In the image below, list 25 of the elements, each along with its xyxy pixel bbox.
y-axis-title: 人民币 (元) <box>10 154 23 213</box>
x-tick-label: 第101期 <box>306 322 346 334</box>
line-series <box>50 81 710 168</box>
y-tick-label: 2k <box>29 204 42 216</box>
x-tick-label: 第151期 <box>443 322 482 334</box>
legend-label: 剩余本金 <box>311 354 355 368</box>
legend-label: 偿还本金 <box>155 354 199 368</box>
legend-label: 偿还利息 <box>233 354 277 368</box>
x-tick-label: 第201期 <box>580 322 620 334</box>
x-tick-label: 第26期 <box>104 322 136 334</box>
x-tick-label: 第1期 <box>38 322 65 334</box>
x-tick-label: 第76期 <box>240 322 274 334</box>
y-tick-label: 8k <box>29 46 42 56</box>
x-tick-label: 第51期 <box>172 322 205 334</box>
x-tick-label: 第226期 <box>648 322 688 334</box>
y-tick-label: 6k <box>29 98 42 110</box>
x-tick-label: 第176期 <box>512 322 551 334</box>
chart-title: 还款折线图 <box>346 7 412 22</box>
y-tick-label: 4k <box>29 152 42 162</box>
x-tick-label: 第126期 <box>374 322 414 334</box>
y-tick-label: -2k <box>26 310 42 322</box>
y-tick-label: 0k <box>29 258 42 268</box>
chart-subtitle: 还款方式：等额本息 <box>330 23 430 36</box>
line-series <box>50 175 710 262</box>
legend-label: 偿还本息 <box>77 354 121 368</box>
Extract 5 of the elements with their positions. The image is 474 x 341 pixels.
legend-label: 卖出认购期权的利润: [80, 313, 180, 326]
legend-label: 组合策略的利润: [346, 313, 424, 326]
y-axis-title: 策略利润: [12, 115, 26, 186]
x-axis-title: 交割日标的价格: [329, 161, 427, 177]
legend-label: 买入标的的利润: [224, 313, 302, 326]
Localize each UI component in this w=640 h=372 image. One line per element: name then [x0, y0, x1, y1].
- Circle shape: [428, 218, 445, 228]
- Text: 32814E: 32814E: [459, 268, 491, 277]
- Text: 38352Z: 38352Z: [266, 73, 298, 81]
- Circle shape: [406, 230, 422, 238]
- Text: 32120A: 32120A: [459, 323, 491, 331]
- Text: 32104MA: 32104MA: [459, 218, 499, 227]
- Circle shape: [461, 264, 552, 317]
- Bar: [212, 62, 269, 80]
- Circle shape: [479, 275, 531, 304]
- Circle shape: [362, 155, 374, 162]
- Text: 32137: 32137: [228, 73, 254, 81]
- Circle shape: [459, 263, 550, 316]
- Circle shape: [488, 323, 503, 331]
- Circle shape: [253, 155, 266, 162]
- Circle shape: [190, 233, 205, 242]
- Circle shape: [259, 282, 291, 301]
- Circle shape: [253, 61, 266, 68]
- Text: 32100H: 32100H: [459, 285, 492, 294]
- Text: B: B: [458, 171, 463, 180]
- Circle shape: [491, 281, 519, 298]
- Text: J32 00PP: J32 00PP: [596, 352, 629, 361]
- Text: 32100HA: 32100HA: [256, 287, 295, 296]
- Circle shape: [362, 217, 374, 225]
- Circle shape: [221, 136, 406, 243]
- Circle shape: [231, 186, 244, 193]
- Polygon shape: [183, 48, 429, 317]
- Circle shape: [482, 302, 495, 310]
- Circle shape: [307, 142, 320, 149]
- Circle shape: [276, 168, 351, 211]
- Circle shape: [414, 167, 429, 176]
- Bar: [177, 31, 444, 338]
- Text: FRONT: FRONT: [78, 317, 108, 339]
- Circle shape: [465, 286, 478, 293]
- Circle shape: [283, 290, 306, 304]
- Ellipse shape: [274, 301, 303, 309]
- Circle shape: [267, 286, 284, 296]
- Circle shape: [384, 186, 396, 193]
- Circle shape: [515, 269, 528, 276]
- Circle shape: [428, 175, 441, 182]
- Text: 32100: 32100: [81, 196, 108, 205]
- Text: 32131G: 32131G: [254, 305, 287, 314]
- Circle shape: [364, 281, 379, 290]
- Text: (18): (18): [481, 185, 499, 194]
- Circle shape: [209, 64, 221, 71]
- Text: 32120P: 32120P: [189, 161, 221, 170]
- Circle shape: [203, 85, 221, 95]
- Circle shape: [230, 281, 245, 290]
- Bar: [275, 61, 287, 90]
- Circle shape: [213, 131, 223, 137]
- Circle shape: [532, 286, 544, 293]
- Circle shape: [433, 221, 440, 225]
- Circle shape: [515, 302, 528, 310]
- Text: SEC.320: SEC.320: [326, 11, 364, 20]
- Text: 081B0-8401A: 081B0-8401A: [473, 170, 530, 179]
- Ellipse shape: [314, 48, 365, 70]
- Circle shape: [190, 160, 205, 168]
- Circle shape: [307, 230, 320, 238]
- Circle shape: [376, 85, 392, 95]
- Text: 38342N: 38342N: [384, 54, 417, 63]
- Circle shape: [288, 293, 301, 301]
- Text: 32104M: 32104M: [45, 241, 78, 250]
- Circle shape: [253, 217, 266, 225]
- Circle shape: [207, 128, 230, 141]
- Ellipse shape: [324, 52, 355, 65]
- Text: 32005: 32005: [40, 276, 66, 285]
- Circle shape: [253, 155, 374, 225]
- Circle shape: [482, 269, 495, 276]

____________

__WHAT TO PRODUCE__
Reproduce every line of the material above verbatim, with no changes to wording, numbers, or punctuation.

__COMPLETED TASK__
In the image below, list 25 of the elements, each along with its xyxy pixel bbox.
y-axis-title: 人民币 (元) <box>10 154 23 213</box>
x-tick-label: 第101期 <box>306 322 346 334</box>
line-series <box>50 81 710 168</box>
y-tick-label: 2k <box>29 204 42 216</box>
x-tick-label: 第151期 <box>443 322 482 334</box>
legend-label: 剩余本金 <box>311 354 355 368</box>
legend-label: 偿还本金 <box>155 354 199 368</box>
legend-label: 偿还利息 <box>233 354 277 368</box>
x-tick-label: 第201期 <box>580 322 620 334</box>
x-tick-label: 第26期 <box>104 322 136 334</box>
x-tick-label: 第1期 <box>38 322 65 334</box>
x-tick-label: 第76期 <box>240 322 274 334</box>
y-tick-label: 8k <box>29 46 42 56</box>
x-tick-label: 第51期 <box>172 322 205 334</box>
x-tick-label: 第226期 <box>648 322 688 334</box>
y-tick-label: 6k <box>29 98 42 110</box>
x-tick-label: 第176期 <box>512 322 551 334</box>
chart-title: 还款折线图 <box>346 7 412 22</box>
y-tick-label: 4k <box>29 152 42 162</box>
x-tick-label: 第126期 <box>374 322 414 334</box>
y-tick-label: -2k <box>26 310 42 322</box>
y-tick-label: 0k <box>29 258 42 268</box>
chart-subtitle: 还款方式：等额本息 <box>330 23 430 36</box>
line-series <box>50 175 710 262</box>
legend-label: 偿还本息 <box>77 354 121 368</box>
Extract 5 of the elements with their positions. The image is 474 x 341 pixels.
legend-label: 卖出认购期权的利润: [80, 313, 180, 326]
legend-label: 组合策略的利润: [346, 313, 424, 326]
y-axis-title: 策略利润: [12, 115, 26, 186]
x-axis-title: 交割日标的价格: [329, 161, 427, 177]
legend-label: 买入标的的利润: [224, 313, 302, 326]
Localize each UI component in this w=640 h=372 image. One line per element: name then [x0, y0, x1, y1].
- Circle shape: [428, 218, 445, 228]
- Text: 32814E: 32814E: [459, 268, 491, 277]
- Text: 38352Z: 38352Z: [266, 73, 298, 81]
- Circle shape: [406, 230, 422, 238]
- Text: 32120A: 32120A: [459, 323, 491, 331]
- Text: 32104MA: 32104MA: [459, 218, 499, 227]
- Circle shape: [461, 264, 552, 317]
- Bar: [212, 62, 269, 80]
- Circle shape: [479, 275, 531, 304]
- Circle shape: [362, 155, 374, 162]
- Text: 32137: 32137: [228, 73, 254, 81]
- Circle shape: [459, 263, 550, 316]
- Circle shape: [488, 323, 503, 331]
- Circle shape: [253, 155, 266, 162]
- Circle shape: [190, 233, 205, 242]
- Circle shape: [259, 282, 291, 301]
- Circle shape: [253, 61, 266, 68]
- Text: 32100H: 32100H: [459, 285, 492, 294]
- Text: B: B: [458, 171, 463, 180]
- Circle shape: [491, 281, 519, 298]
- Text: J32 00PP: J32 00PP: [596, 352, 629, 361]
- Text: 32100HA: 32100HA: [256, 287, 295, 296]
- Circle shape: [362, 217, 374, 225]
- Circle shape: [221, 136, 406, 243]
- Circle shape: [231, 186, 244, 193]
- Polygon shape: [183, 48, 429, 317]
- Circle shape: [482, 302, 495, 310]
- Circle shape: [307, 142, 320, 149]
- Circle shape: [276, 168, 351, 211]
- Circle shape: [414, 167, 429, 176]
- Bar: [177, 31, 444, 338]
- Text: FRONT: FRONT: [78, 317, 108, 339]
- Circle shape: [465, 286, 478, 293]
- Circle shape: [283, 290, 306, 304]
- Ellipse shape: [274, 301, 303, 309]
- Circle shape: [267, 286, 284, 296]
- Circle shape: [384, 186, 396, 193]
- Circle shape: [515, 269, 528, 276]
- Circle shape: [428, 175, 441, 182]
- Text: 32100: 32100: [81, 196, 108, 205]
- Text: 32131G: 32131G: [254, 305, 287, 314]
- Circle shape: [364, 281, 379, 290]
- Text: (18): (18): [481, 185, 499, 194]
- Circle shape: [209, 64, 221, 71]
- Text: 32120P: 32120P: [189, 161, 221, 170]
- Circle shape: [203, 85, 221, 95]
- Circle shape: [230, 281, 245, 290]
- Bar: [275, 61, 287, 90]
- Circle shape: [213, 131, 223, 137]
- Circle shape: [532, 286, 544, 293]
- Circle shape: [433, 221, 440, 225]
- Circle shape: [515, 302, 528, 310]
- Text: SEC.320: SEC.320: [326, 11, 364, 20]
- Text: 081B0-8401A: 081B0-8401A: [473, 170, 530, 179]
- Ellipse shape: [314, 48, 365, 70]
- Circle shape: [190, 160, 205, 168]
- Circle shape: [307, 230, 320, 238]
- Circle shape: [376, 85, 392, 95]
- Text: 38342N: 38342N: [384, 54, 417, 63]
- Circle shape: [288, 293, 301, 301]
- Text: 32104M: 32104M: [45, 241, 78, 250]
- Circle shape: [253, 217, 266, 225]
- Circle shape: [207, 128, 230, 141]
- Ellipse shape: [324, 52, 355, 65]
- Text: 32005: 32005: [40, 276, 66, 285]
- Circle shape: [253, 155, 374, 225]
- Circle shape: [482, 269, 495, 276]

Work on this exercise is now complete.